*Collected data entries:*
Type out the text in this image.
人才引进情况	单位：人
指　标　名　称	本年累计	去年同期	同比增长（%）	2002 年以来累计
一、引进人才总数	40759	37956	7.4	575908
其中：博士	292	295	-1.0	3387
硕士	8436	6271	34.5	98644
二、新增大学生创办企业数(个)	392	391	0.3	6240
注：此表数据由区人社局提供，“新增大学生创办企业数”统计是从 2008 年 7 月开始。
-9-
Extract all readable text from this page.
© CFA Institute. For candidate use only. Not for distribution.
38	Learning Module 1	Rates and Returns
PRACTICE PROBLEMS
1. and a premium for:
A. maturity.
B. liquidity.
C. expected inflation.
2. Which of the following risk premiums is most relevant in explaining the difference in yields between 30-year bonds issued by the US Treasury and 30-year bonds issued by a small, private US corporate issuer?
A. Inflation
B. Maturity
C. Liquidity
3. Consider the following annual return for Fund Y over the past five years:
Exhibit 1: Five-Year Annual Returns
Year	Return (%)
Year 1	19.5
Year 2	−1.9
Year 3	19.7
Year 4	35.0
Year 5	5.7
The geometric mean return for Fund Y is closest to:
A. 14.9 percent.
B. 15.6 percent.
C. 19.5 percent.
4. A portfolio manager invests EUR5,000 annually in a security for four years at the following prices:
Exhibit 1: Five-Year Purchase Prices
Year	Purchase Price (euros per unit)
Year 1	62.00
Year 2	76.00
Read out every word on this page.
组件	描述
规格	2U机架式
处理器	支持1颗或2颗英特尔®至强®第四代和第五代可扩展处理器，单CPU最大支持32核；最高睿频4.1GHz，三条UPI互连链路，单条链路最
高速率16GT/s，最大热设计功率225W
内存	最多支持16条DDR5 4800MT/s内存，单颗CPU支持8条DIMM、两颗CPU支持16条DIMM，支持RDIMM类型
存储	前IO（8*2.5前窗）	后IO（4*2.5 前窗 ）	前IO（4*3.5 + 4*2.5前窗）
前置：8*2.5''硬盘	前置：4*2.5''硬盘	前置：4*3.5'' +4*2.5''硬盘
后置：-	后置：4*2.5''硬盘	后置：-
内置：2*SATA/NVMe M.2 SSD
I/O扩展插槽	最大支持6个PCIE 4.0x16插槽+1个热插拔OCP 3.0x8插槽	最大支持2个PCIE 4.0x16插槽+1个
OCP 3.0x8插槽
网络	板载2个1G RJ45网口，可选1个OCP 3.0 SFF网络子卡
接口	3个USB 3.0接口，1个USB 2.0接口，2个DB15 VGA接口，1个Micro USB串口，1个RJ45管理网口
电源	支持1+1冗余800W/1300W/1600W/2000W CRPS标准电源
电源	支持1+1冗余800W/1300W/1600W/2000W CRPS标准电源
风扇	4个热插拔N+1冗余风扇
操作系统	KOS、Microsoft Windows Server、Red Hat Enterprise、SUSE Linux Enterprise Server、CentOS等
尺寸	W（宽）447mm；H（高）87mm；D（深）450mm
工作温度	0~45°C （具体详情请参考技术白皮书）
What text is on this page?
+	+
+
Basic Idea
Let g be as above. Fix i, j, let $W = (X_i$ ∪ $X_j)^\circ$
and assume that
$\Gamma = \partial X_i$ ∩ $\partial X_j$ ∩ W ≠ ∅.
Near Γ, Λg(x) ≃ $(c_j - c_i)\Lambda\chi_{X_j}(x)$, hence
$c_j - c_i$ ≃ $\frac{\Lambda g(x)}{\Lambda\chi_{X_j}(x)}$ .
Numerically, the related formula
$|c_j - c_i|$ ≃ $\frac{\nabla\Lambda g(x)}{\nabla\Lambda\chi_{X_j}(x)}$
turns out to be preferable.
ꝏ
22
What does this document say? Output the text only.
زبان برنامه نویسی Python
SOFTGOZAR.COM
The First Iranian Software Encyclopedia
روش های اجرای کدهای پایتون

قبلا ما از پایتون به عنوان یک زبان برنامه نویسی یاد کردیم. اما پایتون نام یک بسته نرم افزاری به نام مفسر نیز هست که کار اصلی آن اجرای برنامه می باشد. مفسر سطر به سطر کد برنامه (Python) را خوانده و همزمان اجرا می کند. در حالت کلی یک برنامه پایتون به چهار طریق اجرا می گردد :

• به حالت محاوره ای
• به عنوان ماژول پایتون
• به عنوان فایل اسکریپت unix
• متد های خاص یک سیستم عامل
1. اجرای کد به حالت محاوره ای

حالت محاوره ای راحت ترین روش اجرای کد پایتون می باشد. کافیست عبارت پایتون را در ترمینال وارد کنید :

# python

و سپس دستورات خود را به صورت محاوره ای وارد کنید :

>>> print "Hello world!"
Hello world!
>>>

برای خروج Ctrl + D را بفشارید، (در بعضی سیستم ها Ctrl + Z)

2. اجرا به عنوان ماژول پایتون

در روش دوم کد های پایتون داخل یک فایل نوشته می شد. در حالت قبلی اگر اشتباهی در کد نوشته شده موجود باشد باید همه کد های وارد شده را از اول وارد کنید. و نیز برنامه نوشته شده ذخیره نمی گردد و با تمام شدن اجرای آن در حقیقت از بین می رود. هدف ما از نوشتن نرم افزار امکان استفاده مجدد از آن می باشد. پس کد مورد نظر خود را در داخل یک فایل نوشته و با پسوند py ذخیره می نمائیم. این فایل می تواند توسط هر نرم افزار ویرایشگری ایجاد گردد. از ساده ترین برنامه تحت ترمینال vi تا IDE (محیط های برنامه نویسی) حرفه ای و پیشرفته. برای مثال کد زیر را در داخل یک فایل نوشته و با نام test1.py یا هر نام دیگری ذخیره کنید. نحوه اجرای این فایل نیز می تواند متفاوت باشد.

*What to produce:* From the listing above, extract all records word for word.

*Problem solution:*
Type out the text in this image.
人才引进情况	单位：人
指　标　名　称	本年累计	去年同期	同比增长（%）	2002 年以来累计
一、引进人才总数	40759	37956	7.4	575908
其中：博士	292	295	-1.0	3387
硕士	8436	6271	34.5	98644
二、新增大学生创办企业数(个)	392	391	0.3	6240
注：此表数据由区人社局提供，“新增大学生创办企业数”统计是从 2008 年 7 月开始。
-9-
Extract all readable text from this page.
© CFA Institute. For candidate use only. Not for distribution.
38	Learning Module 1	Rates and Returns
PRACTICE PROBLEMS
1. and a premium for:
A. maturity.
B. liquidity.
C. expected inflation.
2. Which of the following risk premiums is most relevant in explaining the difference in yields between 30-year bonds issued by the US Treasury and 30-year bonds issued by a small, private US corporate issuer?
A. Inflation
B. Maturity
C. Liquidity
3. Consider the following annual return for Fund Y over the past five years:
Exhibit 1: Five-Year Annual Returns
Year	Return (%)
Year 1	19.5
Year 2	−1.9
Year 3	19.7
Year 4	35.0
Year 5	5.7
The geometric mean return for Fund Y is closest to:
A. 14.9 percent.
B. 15.6 percent.
C. 19.5 percent.
4. A portfolio manager invests EUR5,000 annually in a security for four years at the following prices:
Exhibit 1: Five-Year Purchase Prices
Year	Purchase Price (euros per unit)
Year 1	62.00
Year 2	76.00
Read out every word on this page.
组件	描述
规格	2U机架式
处理器	支持1颗或2颗英特尔®至强®第四代和第五代可扩展处理器，单CPU最大支持32核；最高睿频4.1GHz，三条UPI互连链路，单条链路最
高速率16GT/s，最大热设计功率225W
内存	最多支持16条DDR5 4800MT/s内存，单颗CPU支持8条DIMM、两颗CPU支持16条DIMM，支持RDIMM类型
存储	前IO（8*2.5前窗）	后IO（4*2.5 前窗 ）	前IO（4*3.5 + 4*2.5前窗）
前置：8*2.5''硬盘	前置：4*2.5''硬盘	前置：4*3.5'' +4*2.5''硬盘
后置：-	后置：4*2.5''硬盘	后置：-
内置：2*SATA/NVMe M.2 SSD
I/O扩展插槽	最大支持6个PCIE 4.0x16插槽+1个热插拔OCP 3.0x8插槽	最大支持2个PCIE 4.0x16插槽+1个
OCP 3.0x8插槽
网络	板载2个1G RJ45网口，可选1个OCP 3.0 SFF网络子卡
接口	3个USB 3.0接口，1个USB 2.0接口，2个DB15 VGA接口，1个Micro USB串口，1个RJ45管理网口
电源	支持1+1冗余800W/1300W/1600W/2000W CRPS标准电源
电源	支持1+1冗余800W/1300W/1600W/2000W CRPS标准电源
风扇	4个热插拔N+1冗余风扇
操作系统	KOS、Microsoft Windows Server、Red Hat Enterprise、SUSE Linux Enterprise Server、CentOS等
尺寸	W（宽）447mm；H（高）87mm；D（深）450mm
工作温度	0~45°C （具体详情请参考技术白皮书）
What text is on this page?
+	+
+
Basic Idea
Let g be as above. Fix i, j, let $W = (X_i$ ∪ $X_j)^\circ$
and assume that
$\Gamma = \partial X_i$ ∩ $\partial X_j$ ∩ W ≠ ∅.
Near Γ, Λg(x) ≃ $(c_j - c_i)\Lambda\chi_{X_j}(x)$, hence
$c_j - c_i$ ≃ $\frac{\Lambda g(x)}{\Lambda\chi_{X_j}(x)}$ .
Numerically, the related formula
$|c_j - c_i|$ ≃ $\frac{\nabla\Lambda g(x)}{\nabla\Lambda\chi_{X_j}(x)}$
turns out to be preferable.
ꝏ
22
What does this document say? Output the text only.
زبان برنامه نویسی Python
SOFTGOZAR.COM
The First Iranian Software Encyclopedia
روش های اجرای کدهای پایتون

قبلا ما از پایتون به عنوان یک زبان برنامه نویسی یاد کردیم. اما پایتون نام یک بسته نرم افزاری به نام مفسر نیز هست که کار اصلی آن اجرای برنامه می باشد. مفسر سطر به سطر کد برنامه (Python) را خوانده و همزمان اجرا می کند. در حالت کلی یک برنامه پایتون به چهار طریق اجرا می گردد :

• به حالت محاوره ای
• به عنوان ماژول پایتون
• به عنوان فایل اسکریپت unix
• متد های خاص یک سیستم عامل
1. اجرای کد به حالت محاوره ای

حالت محاوره ای راحت ترین روش اجرای کد پایتون می باشد. کافیست عبارت پایتون را در ترمینال وارد کنید :

# python

و سپس دستورات خود را به صورت محاوره ای وارد کنید :

>>> print "Hello world!"
Hello world!
>>>

برای خروج Ctrl + D را بفشارید، (در بعضی سیستم ها Ctrl + Z)

2. اجرا به عنوان ماژول پایتون

در روش دوم کد های پایتون داخل یک فایل نوشته می شد. در حالت قبلی اگر اشتباهی در کد نوشته شده موجود باشد باید همه کد های وارد شده را از اول وارد کنید. و نیز برنامه نوشته شده ذخیره نمی گردد و با تمام شدن اجرای آن در حقیقت از بین می رود. هدف ما از نوشتن نرم افزار امکان استفاده مجدد از آن می باشد. پس کد مورد نظر خود را در داخل یک فایل نوشته و با پسوند py ذخیره می نمائیم. این فایل می تواند توسط هر نرم افزار ویرایشگری ایجاد گردد. از ساده ترین برنامه تحت ترمینال vi تا IDE (محیط های برنامه نویسی) حرفه ای و پیشرفته. برای مثال کد زیر را در داخل یک فایل نوشته و با نام test1.py یا هر نام دیگری ذخیره کنید. نحوه اجرای این فایل نیز می تواند متفاوت باشد.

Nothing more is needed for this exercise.